*Written task*. Leave out the pictures and copy every record exactly.

## start Stored data

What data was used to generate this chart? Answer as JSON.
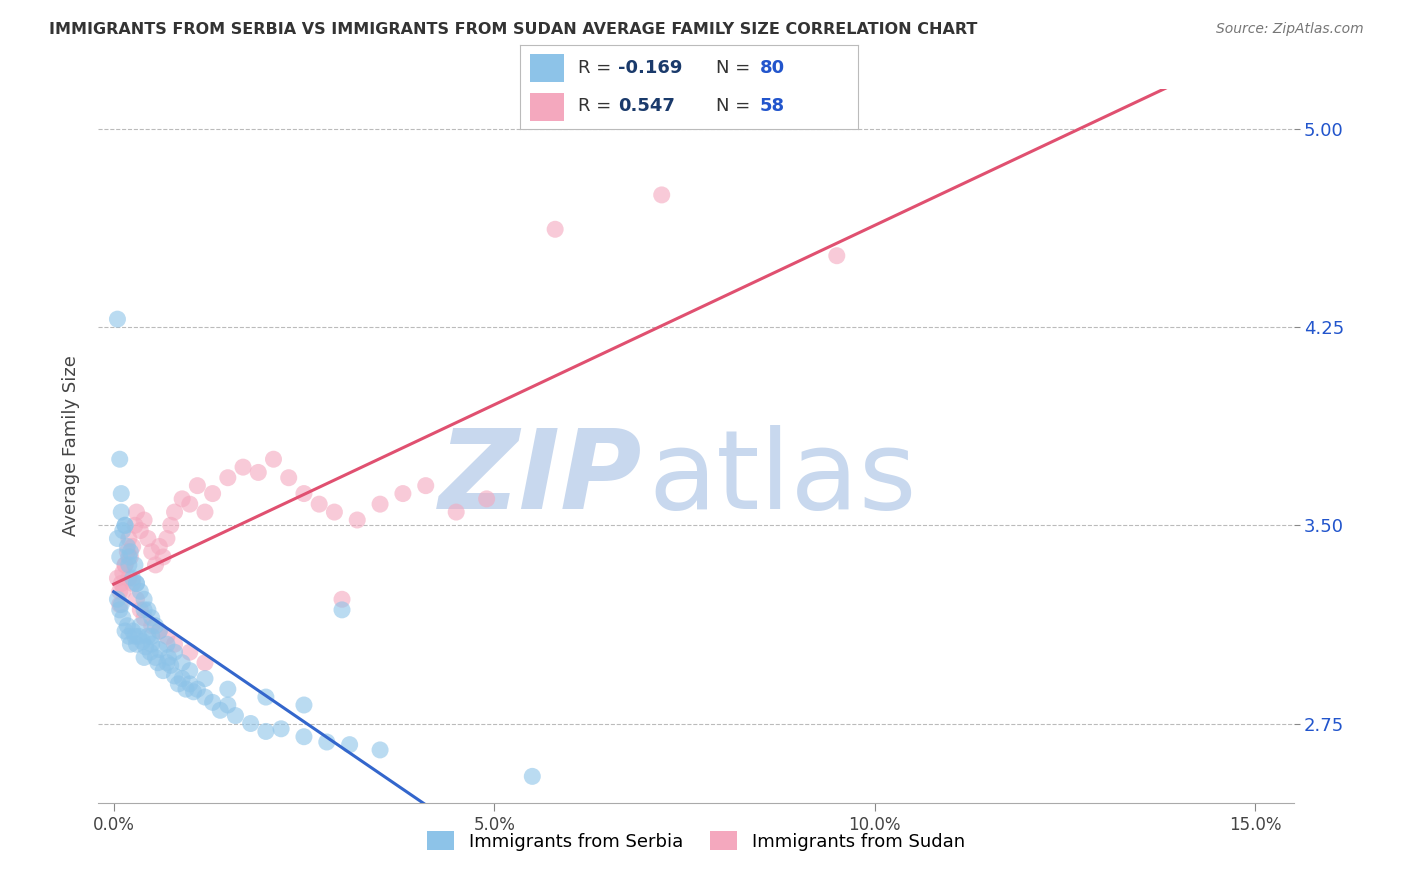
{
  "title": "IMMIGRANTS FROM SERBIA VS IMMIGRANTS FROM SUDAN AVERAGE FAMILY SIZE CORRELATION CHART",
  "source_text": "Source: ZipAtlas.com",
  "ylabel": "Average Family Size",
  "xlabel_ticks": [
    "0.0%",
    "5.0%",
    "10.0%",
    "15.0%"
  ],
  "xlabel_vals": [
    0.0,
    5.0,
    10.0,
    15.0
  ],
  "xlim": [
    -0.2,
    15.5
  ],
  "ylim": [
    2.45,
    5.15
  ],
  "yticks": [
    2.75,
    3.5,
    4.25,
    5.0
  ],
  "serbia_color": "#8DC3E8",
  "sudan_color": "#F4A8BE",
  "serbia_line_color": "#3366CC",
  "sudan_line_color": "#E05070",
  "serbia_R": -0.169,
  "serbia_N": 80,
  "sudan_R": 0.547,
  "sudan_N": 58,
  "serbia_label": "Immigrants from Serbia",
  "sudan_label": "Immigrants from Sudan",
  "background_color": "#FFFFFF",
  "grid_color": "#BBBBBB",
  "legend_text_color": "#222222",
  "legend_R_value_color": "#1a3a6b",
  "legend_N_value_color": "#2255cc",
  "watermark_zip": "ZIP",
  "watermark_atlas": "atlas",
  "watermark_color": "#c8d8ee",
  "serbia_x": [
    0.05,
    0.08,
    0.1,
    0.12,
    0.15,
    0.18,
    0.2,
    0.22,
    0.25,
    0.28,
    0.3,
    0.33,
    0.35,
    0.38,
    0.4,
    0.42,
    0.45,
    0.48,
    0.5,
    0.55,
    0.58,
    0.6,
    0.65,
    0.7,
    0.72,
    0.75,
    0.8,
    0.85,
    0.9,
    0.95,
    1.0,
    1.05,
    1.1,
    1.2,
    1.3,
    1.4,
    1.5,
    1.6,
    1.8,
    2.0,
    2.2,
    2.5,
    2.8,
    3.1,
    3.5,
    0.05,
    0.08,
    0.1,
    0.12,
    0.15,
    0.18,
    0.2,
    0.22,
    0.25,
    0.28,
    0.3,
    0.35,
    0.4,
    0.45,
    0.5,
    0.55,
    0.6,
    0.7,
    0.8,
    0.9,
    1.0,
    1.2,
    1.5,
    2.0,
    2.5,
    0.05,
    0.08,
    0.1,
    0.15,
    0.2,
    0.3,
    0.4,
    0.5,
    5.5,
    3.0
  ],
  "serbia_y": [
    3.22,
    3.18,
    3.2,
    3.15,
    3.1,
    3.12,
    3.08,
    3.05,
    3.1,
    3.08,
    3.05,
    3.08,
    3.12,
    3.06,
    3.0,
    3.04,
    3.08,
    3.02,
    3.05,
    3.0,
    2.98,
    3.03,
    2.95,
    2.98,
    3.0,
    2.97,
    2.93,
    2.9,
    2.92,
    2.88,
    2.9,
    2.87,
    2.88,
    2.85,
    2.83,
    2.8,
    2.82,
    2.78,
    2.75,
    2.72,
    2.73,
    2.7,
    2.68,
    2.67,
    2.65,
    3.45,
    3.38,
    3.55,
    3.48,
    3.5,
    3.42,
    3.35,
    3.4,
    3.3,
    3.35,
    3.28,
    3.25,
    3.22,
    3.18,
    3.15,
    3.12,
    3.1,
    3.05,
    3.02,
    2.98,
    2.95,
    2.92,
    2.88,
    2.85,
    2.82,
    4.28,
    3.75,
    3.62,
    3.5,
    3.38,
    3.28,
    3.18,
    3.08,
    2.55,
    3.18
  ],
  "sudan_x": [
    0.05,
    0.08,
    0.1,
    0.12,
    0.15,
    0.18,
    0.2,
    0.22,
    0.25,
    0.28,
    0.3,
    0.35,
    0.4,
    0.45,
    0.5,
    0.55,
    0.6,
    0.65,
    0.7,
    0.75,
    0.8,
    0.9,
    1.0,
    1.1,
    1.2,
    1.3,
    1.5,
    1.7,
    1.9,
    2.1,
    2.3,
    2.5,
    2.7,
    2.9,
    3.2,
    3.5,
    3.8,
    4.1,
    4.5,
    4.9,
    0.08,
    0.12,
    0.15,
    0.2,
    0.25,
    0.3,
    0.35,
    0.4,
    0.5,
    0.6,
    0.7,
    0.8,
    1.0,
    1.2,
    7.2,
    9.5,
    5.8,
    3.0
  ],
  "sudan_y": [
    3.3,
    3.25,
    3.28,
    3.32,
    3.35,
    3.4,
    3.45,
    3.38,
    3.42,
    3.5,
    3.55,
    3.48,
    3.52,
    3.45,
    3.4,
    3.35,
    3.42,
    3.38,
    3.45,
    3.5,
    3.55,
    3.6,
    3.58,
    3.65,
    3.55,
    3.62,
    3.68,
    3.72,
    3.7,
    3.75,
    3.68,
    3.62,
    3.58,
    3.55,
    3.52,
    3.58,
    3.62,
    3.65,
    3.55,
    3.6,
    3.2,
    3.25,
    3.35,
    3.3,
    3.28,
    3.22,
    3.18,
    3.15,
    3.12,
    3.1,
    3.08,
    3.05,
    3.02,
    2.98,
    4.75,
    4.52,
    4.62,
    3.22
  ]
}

## end Stored data

*Right answer*.
What data was used to generate this chart? Answer as JSON.
{
  "title": "IMMIGRANTS FROM SERBIA VS IMMIGRANTS FROM SUDAN AVERAGE FAMILY SIZE CORRELATION CHART",
  "source_text": "Source: ZipAtlas.com",
  "ylabel": "Average Family Size",
  "xlabel_ticks": [
    "0.0%",
    "5.0%",
    "10.0%",
    "15.0%"
  ],
  "xlabel_vals": [
    0.0,
    5.0,
    10.0,
    15.0
  ],
  "xlim": [
    -0.2,
    15.5
  ],
  "ylim": [
    2.45,
    5.15
  ],
  "yticks": [
    2.75,
    3.5,
    4.25,
    5.0
  ],
  "serbia_color": "#8DC3E8",
  "sudan_color": "#F4A8BE",
  "serbia_line_color": "#3366CC",
  "sudan_line_color": "#E05070",
  "serbia_R": -0.169,
  "serbia_N": 80,
  "sudan_R": 0.547,
  "sudan_N": 58,
  "serbia_label": "Immigrants from Serbia",
  "sudan_label": "Immigrants from Sudan",
  "background_color": "#FFFFFF",
  "grid_color": "#BBBBBB",
  "legend_text_color": "#222222",
  "legend_R_value_color": "#1a3a6b",
  "legend_N_value_color": "#2255cc",
  "watermark_zip": "ZIP",
  "watermark_atlas": "atlas",
  "watermark_color": "#c8d8ee",
  "serbia_x": [
    0.05,
    0.08,
    0.1,
    0.12,
    0.15,
    0.18,
    0.2,
    0.22,
    0.25,
    0.28,
    0.3,
    0.33,
    0.35,
    0.38,
    0.4,
    0.42,
    0.45,
    0.48,
    0.5,
    0.55,
    0.58,
    0.6,
    0.65,
    0.7,
    0.72,
    0.75,
    0.8,
    0.85,
    0.9,
    0.95,
    1.0,
    1.05,
    1.1,
    1.2,
    1.3,
    1.4,
    1.5,
    1.6,
    1.8,
    2.0,
    2.2,
    2.5,
    2.8,
    3.1,
    3.5,
    0.05,
    0.08,
    0.1,
    0.12,
    0.15,
    0.18,
    0.2,
    0.22,
    0.25,
    0.28,
    0.3,
    0.35,
    0.4,
    0.45,
    0.5,
    0.55,
    0.6,
    0.7,
    0.8,
    0.9,
    1.0,
    1.2,
    1.5,
    2.0,
    2.5,
    0.05,
    0.08,
    0.1,
    0.15,
    0.2,
    0.3,
    0.4,
    0.5,
    5.5,
    3.0
  ],
  "serbia_y": [
    3.22,
    3.18,
    3.2,
    3.15,
    3.1,
    3.12,
    3.08,
    3.05,
    3.1,
    3.08,
    3.05,
    3.08,
    3.12,
    3.06,
    3.0,
    3.04,
    3.08,
    3.02,
    3.05,
    3.0,
    2.98,
    3.03,
    2.95,
    2.98,
    3.0,
    2.97,
    2.93,
    2.9,
    2.92,
    2.88,
    2.9,
    2.87,
    2.88,
    2.85,
    2.83,
    2.8,
    2.82,
    2.78,
    2.75,
    2.72,
    2.73,
    2.7,
    2.68,
    2.67,
    2.65,
    3.45,
    3.38,
    3.55,
    3.48,
    3.5,
    3.42,
    3.35,
    3.4,
    3.3,
    3.35,
    3.28,
    3.25,
    3.22,
    3.18,
    3.15,
    3.12,
    3.1,
    3.05,
    3.02,
    2.98,
    2.95,
    2.92,
    2.88,
    2.85,
    2.82,
    4.28,
    3.75,
    3.62,
    3.5,
    3.38,
    3.28,
    3.18,
    3.08,
    2.55,
    3.18
  ],
  "sudan_x": [
    0.05,
    0.08,
    0.1,
    0.12,
    0.15,
    0.18,
    0.2,
    0.22,
    0.25,
    0.28,
    0.3,
    0.35,
    0.4,
    0.45,
    0.5,
    0.55,
    0.6,
    0.65,
    0.7,
    0.75,
    0.8,
    0.9,
    1.0,
    1.1,
    1.2,
    1.3,
    1.5,
    1.7,
    1.9,
    2.1,
    2.3,
    2.5,
    2.7,
    2.9,
    3.2,
    3.5,
    3.8,
    4.1,
    4.5,
    4.9,
    0.08,
    0.12,
    0.15,
    0.2,
    0.25,
    0.3,
    0.35,
    0.4,
    0.5,
    0.6,
    0.7,
    0.8,
    1.0,
    1.2,
    7.2,
    9.5,
    5.8,
    3.0
  ],
  "sudan_y": [
    3.3,
    3.25,
    3.28,
    3.32,
    3.35,
    3.4,
    3.45,
    3.38,
    3.42,
    3.5,
    3.55,
    3.48,
    3.52,
    3.45,
    3.4,
    3.35,
    3.42,
    3.38,
    3.45,
    3.5,
    3.55,
    3.6,
    3.58,
    3.65,
    3.55,
    3.62,
    3.68,
    3.72,
    3.7,
    3.75,
    3.68,
    3.62,
    3.58,
    3.55,
    3.52,
    3.58,
    3.62,
    3.65,
    3.55,
    3.6,
    3.2,
    3.25,
    3.35,
    3.3,
    3.28,
    3.22,
    3.18,
    3.15,
    3.12,
    3.1,
    3.08,
    3.05,
    3.02,
    2.98,
    4.75,
    4.52,
    4.62,
    3.22
  ]
}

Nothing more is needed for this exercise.